Page content transcription data
------------

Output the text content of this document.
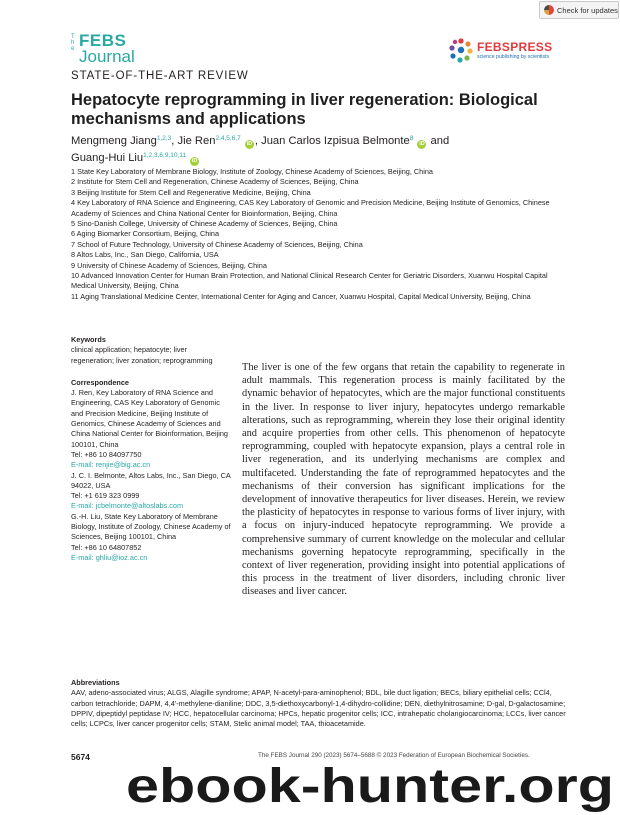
Check for updates
The FEBS
Journal	FEBSPRESS
science publishing by scientists
STATE-OF-THE-ART REVIEW
Hepatocyte reprogramming in liver regeneration: Biological mechanisms and applications
Mengmeng Jiang$^{1,2,3}$, Jie Ren$^{2,4,5,6,7}$ iD , Juan Carlos Izpisua Belmonte$^8$ iD and
Guang-Hui Liu$^{1,2,3,6,9,10,11}$ iD
1 State Key Laboratory of Membrane Biology, Institute of Zoology, Chinese Academy of Sciences, Beijing, China
2 Institute for Stem Cell and Regeneration, Chinese Academy of Sciences, Beijing, China
3 Beijing Institute for Stem Cell and Regenerative Medicine, Beijing, China
4 Key Laboratory of RNA Science and Engineering, CAS Key Laboratory of Genomic and Precision Medicine, Beijing Institute of Genomics, Chinese Academy of Sciences and China National Center for Bioinformation, Beijing, China
5 Sino-Danish College, University of Chinese Academy of Sciences, Beijing, China
6 Aging Biomarker Consortium, Beijing, China
7 School of Future Technology, University of Chinese Academy of Sciences, Beijing, China
8 Altos Labs, Inc., San Diego, California, USA
9 University of Chinese Academy of Sciences, Beijing, China
10 Advanced Innovation Center for Human Brain Protection, and National Clinical Research Center for Geriatric Disorders, Xuanwu Hospital Capital Medical University, Beijing, China
11 Aging Translational Medicine Center, International Center for Aging and Cancer, Xuanwu Hospital, Capital Medical University, Beijing, China

Keywords

clinical application; hepatocyte; liver regeneration; liver zonation; reprogramming

Correspondence

J. Ren, Key Laboratory of RNA Science and Engineering, CAS Key Laboratory of Genomic and Precision Medicine, Beijing Institute of Genomics, Chinese Academy of Sciences and China National Center for Bioinformation, Beijing 100101, China

Tel: +86 10 84097750

E-mail: renjie@big.ac.cn

J. C. I. Belmonte, Altos Labs, Inc., San Diego, CA 94022, USA

Tel: +1 619 323 0999

E-mail: jcbelmonte@altoslabs.com

G.-H. Liu, State Key Laboratory of Membrane Biology, Institute of Zoology, Chinese Academy of Sciences, Beijing 100101, China

Tel: +86 10 64807852

E-mail: ghliu@ioz.ac.cn

The liver is one of the few organs that retain the capability to regenerate in adult mammals. This regeneration process is mainly facilitated by the dynamic behavior of hepatocytes, which are the major functional constituents in the liver. In response to liver injury, hepatocytes undergo remarkable alterations, such as reprogramming, wherein they lose their original identity and acquire properties from other cells. This phenomenon of hepatocyte reprogramming, coupled with hepatocyte expansion, plays a central role in liver regeneration, and its underlying mechanisms are complex and multifaceted. Understanding the fate of reprogrammed hepatocytes and the mechanisms of their conversion has significant implications for the development of innovative therapeutics for liver diseases. Herein, we review the plasticity of hepatocytes in response to various forms of liver injury, with a focus on injury-induced hepatocyte reprogramming. We provide a comprehensive summary of current knowledge on the molecular and cellular mechanisms governing hepatocyte reprogramming, specifically in the context of liver regeneration, providing insight into potential applications of this process in the treatment of liver disorders, including chronic liver diseases and liver cancer.

Abbreviations

AAV, adeno-associated virus; ALGS, Alagille syndrome; APAP, N-acetyl-para-aminophenol; BDL, bile duct ligation; BECs, biliary epithelial cells; CCl4, carbon tetrachloride; DAPM, 4,4′-methylene-dianiline; DDC, 3,5-diethoxycarbonyl-1,4-dihydro-collidine; DEN, diethylnitrosamine; D-gal, D-galactosamine; DPPIV, dipeptidyl peptidase IV; HCC, hepatocellular carcinoma; HPCs, hepatic progenitor cells; ICC, intrahepatic cholangiocarcinoma; LCCs, liver cancer cells; LCPCs, liver cancer progenitor cells; STAM, Stelic animal model; TAA, thioacetamide.

5674	The FEBS Journal 290 (2023) 5674–5688 © 2023 Federation of European Biochemical Societies.
ebook-hunter.org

------------

Problem requirements
Repeat the entries exactly and keep the pictures out of the copy.

Reply to the task
Output the text content of this document.
Check for updates
The FEBS
Journal	FEBSPRESS
science publishing by scientists
STATE-OF-THE-ART REVIEW
Hepatocyte reprogramming in liver regeneration: Biological mechanisms and applications
Mengmeng Jiang$^{1,2,3}$, Jie Ren$^{2,4,5,6,7}$ iD , Juan Carlos Izpisua Belmonte$^8$ iD and
Guang-Hui Liu$^{1,2,3,6,9,10,11}$ iD
1 State Key Laboratory of Membrane Biology, Institute of Zoology, Chinese Academy of Sciences, Beijing, China
2 Institute for Stem Cell and Regeneration, Chinese Academy of Sciences, Beijing, China
3 Beijing Institute for Stem Cell and Regenerative Medicine, Beijing, China
4 Key Laboratory of RNA Science and Engineering, CAS Key Laboratory of Genomic and Precision Medicine, Beijing Institute of Genomics, Chinese Academy of Sciences and China National Center for Bioinformation, Beijing, China
5 Sino-Danish College, University of Chinese Academy of Sciences, Beijing, China
6 Aging Biomarker Consortium, Beijing, China
7 School of Future Technology, University of Chinese Academy of Sciences, Beijing, China
8 Altos Labs, Inc., San Diego, California, USA
9 University of Chinese Academy of Sciences, Beijing, China
10 Advanced Innovation Center for Human Brain Protection, and National Clinical Research Center for Geriatric Disorders, Xuanwu Hospital Capital Medical University, Beijing, China
11 Aging Translational Medicine Center, International Center for Aging and Cancer, Xuanwu Hospital, Capital Medical University, Beijing, China

Keywords

clinical application; hepatocyte; liver regeneration; liver zonation; reprogramming

Correspondence

J. Ren, Key Laboratory of RNA Science and Engineering, CAS Key Laboratory of Genomic and Precision Medicine, Beijing Institute of Genomics, Chinese Academy of Sciences and China National Center for Bioinformation, Beijing 100101, China

Tel: +86 10 84097750

E-mail: renjie@big.ac.cn

J. C. I. Belmonte, Altos Labs, Inc., San Diego, CA 94022, USA

Tel: +1 619 323 0999

E-mail: jcbelmonte@altoslabs.com

G.-H. Liu, State Key Laboratory of Membrane Biology, Institute of Zoology, Chinese Academy of Sciences, Beijing 100101, China

Tel: +86 10 64807852

E-mail: ghliu@ioz.ac.cn

The liver is one of the few organs that retain the capability to regenerate in adult mammals. This regeneration process is mainly facilitated by the dynamic behavior of hepatocytes, which are the major functional constituents in the liver. In response to liver injury, hepatocytes undergo remarkable alterations, such as reprogramming, wherein they lose their original identity and acquire properties from other cells. This phenomenon of hepatocyte reprogramming, coupled with hepatocyte expansion, plays a central role in liver regeneration, and its underlying mechanisms are complex and multifaceted. Understanding the fate of reprogrammed hepatocytes and the mechanisms of their conversion has significant implications for the development of innovative therapeutics for liver diseases. Herein, we review the plasticity of hepatocytes in response to various forms of liver injury, with a focus on injury-induced hepatocyte reprogramming. We provide a comprehensive summary of current knowledge on the molecular and cellular mechanisms governing hepatocyte reprogramming, specifically in the context of liver regeneration, providing insight into potential applications of this process in the treatment of liver disorders, including chronic liver diseases and liver cancer.

Abbreviations

AAV, adeno-associated virus; ALGS, Alagille syndrome; APAP, N-acetyl-para-aminophenol; BDL, bile duct ligation; BECs, biliary epithelial cells; CCl4, carbon tetrachloride; DAPM, 4,4′-methylene-dianiline; DDC, 3,5-diethoxycarbonyl-1,4-dihydro-collidine; DEN, diethylnitrosamine; D-gal, D-galactosamine; DPPIV, dipeptidyl peptidase IV; HCC, hepatocellular carcinoma; HPCs, hepatic progenitor cells; ICC, intrahepatic cholangiocarcinoma; LCCs, liver cancer cells; LCPCs, liver cancer progenitor cells; STAM, Stelic animal model; TAA, thioacetamide.

5674	The FEBS Journal 290 (2023) 5674–5688 © 2023 Federation of European Biochemical Societies.
ebook-hunter.org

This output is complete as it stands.